_WORK TO BE COMPLETED:_
Lines that contain the string "setan" are to be copied; leave out all others.

_RECORDS SHOWN:_
++++++++++
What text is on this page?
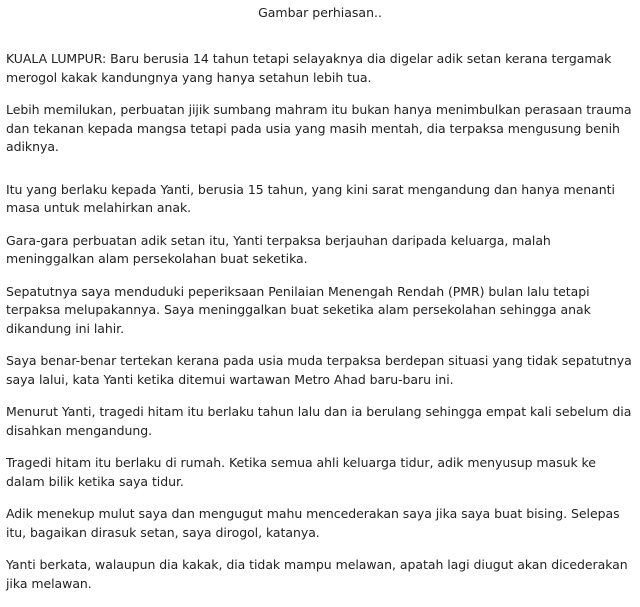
Gambar perhiasan..

KUALA LUMPUR: Baru berusia 14 tahun tetapi selayaknya dia digelar adik setan kerana tergamak merogol kakak kandungnya yang hanya setahun lebih tua.

Lebih memilukan, perbuatan jijik sumbang mahram itu bukan hanya menimbulkan perasaan trauma dan tekanan kepada mangsa tetapi pada usia yang masih mentah, dia terpaksa mengusung benih adiknya.

Itu yang berlaku kepada Yanti, berusia 15 tahun, yang kini sarat mengandung dan hanya menanti masa untuk melahirkan anak.

Gara-gara perbuatan adik setan itu, Yanti terpaksa berjauhan daripada keluarga, malah meninggalkan alam persekolahan buat seketika.

Sepatutnya saya menduduki peperiksaan Penilaian Menengah Rendah (PMR) bulan lalu tetapi terpaksa melupakannya. Saya meninggalkan buat seketika alam persekolahan sehingga anak dikandung ini lahir.

Saya benar-benar tertekan kerana pada usia muda terpaksa berdepan situasi yang tidak sepatutnya saya lalui, kata Yanti ketika ditemui wartawan Metro Ahad baru-baru ini.

Menurut Yanti, tragedi hitam itu berlaku tahun lalu dan ia berulang sehingga empat kali sebelum dia disahkan mengandung.

Tragedi hitam itu berlaku di rumah. Ketika semua ahli keluarga tidur, adik menyusup masuk ke dalam bilik ketika saya tidur.

Adik menekup mulut saya dan mengugut mahu mencederakan saya jika saya buat bising. Selepas itu, bagaikan dirasuk setan, saya dirogol, katanya.

Yanti berkata, walaupun dia kakak, dia tidak mampu melawan, apatah lagi diugut akan dicederakan jika melawan.
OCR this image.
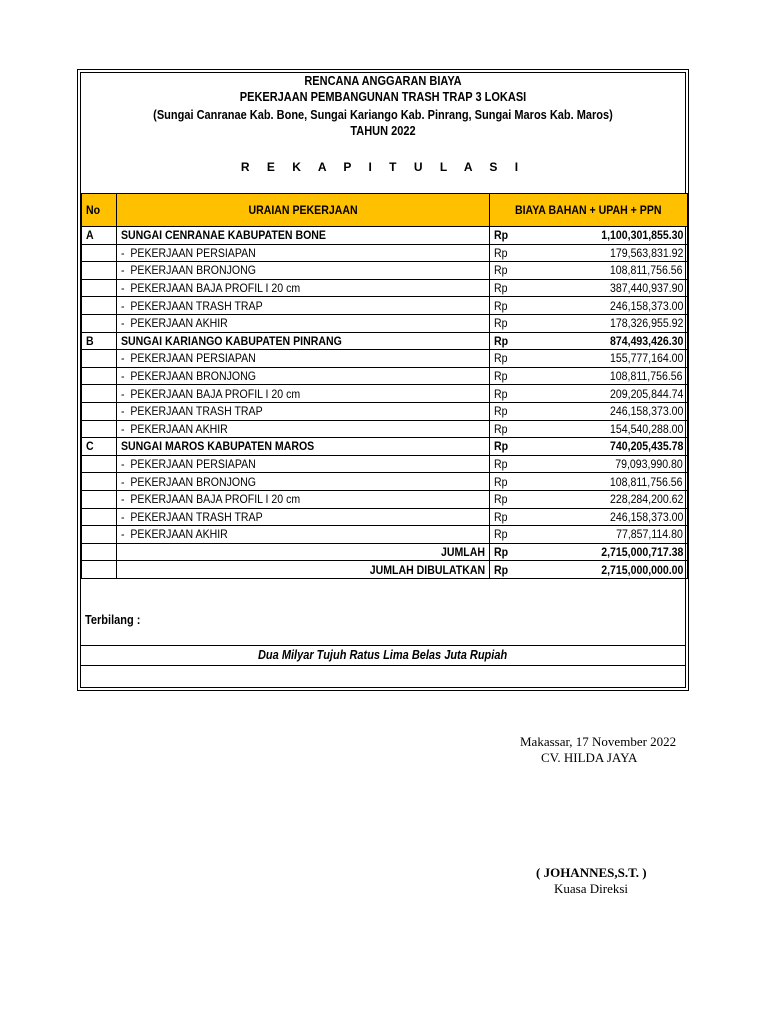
RENCANA ANGGARAN BIAYA
PEKERJAAN PEMBANGUNAN TRASH TRAP 3 LOKASI
(Sungai Canranae Kab. Bone, Sungai Kariango Kab. Pinrang, Sungai Maros Kab. Maros)
TAHUN 2022
R E K A P I T U L A S I
No	URAIAN PEKERJAAN	BIAYA BAHAN + UPAH + PPN	
A	SUNGAI CENRANAE KABUPATEN BONE	Rp	1,100,301,855.30
	-  PEKERJAAN PERSIAPAN	Rp	179,563,831.92
	-  PEKERJAAN BRONJONG	Rp	108,811,756.56
	-  PEKERJAAN BAJA PROFIL I 20 cm	Rp	387,440,937.90
	-  PEKERJAAN TRASH TRAP	Rp	246,158,373.00
	-  PEKERJAAN AKHIR	Rp	178,326,955.92
B	SUNGAI KARIANGO KABUPATEN PINRANG	Rp	874,493,426.30
	-  PEKERJAAN PERSIAPAN	Rp	155,777,164.00
	-  PEKERJAAN BRONJONG	Rp	108,811,756.56
	-  PEKERJAAN BAJA PROFIL I 20 cm	Rp	209,205,844.74
	-  PEKERJAAN TRASH TRAP	Rp	246,158,373.00
	-  PEKERJAAN AKHIR	Rp	154,540,288.00
C	SUNGAI MAROS KABUPATEN MAROS	Rp	740,205,435.78
	-  PEKERJAAN PERSIAPAN	Rp	79,093,990.80
	-  PEKERJAAN BRONJONG	Rp	108,811,756.56
	-  PEKERJAAN BAJA PROFIL I 20 cm	Rp	228,284,200.62
	-  PEKERJAAN TRASH TRAP	Rp	246,158,373.00
	-  PEKERJAAN AKHIR	Rp	77,857,114.80
	JUMLAH	Rp	2,715,000,717.38
	JUMLAH DIBULATKAN	Rp	2,715,000,000.00
Terbilang :
Dua Milyar Tujuh Ratus Lima Belas Juta Rupiah
Makassar, 17 November 2022
CV. HILDA JAYA
( JOHANNES,S.T. )
Kuasa Direksi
++++++++++
_RESPONSE TO THIS EXERCISE:_
KUALA LUMPUR: Baru berusia 14 tahun tetapi selayaknya dia digelar adik setan kerana tergamak merogol kakak kandungnya yang hanya setahun lebih tua.
Gara-gara perbuatan adik setan itu, Yanti terpaksa berjauhan daripada keluarga, malah meninggalkan alam persekolahan buat seketika.
Adik menekup mulut saya dan mengugut mahu mencederakan saya jika saya buat bising. Selepas itu, bagaikan dirasuk setan, saya dirogol, katanya.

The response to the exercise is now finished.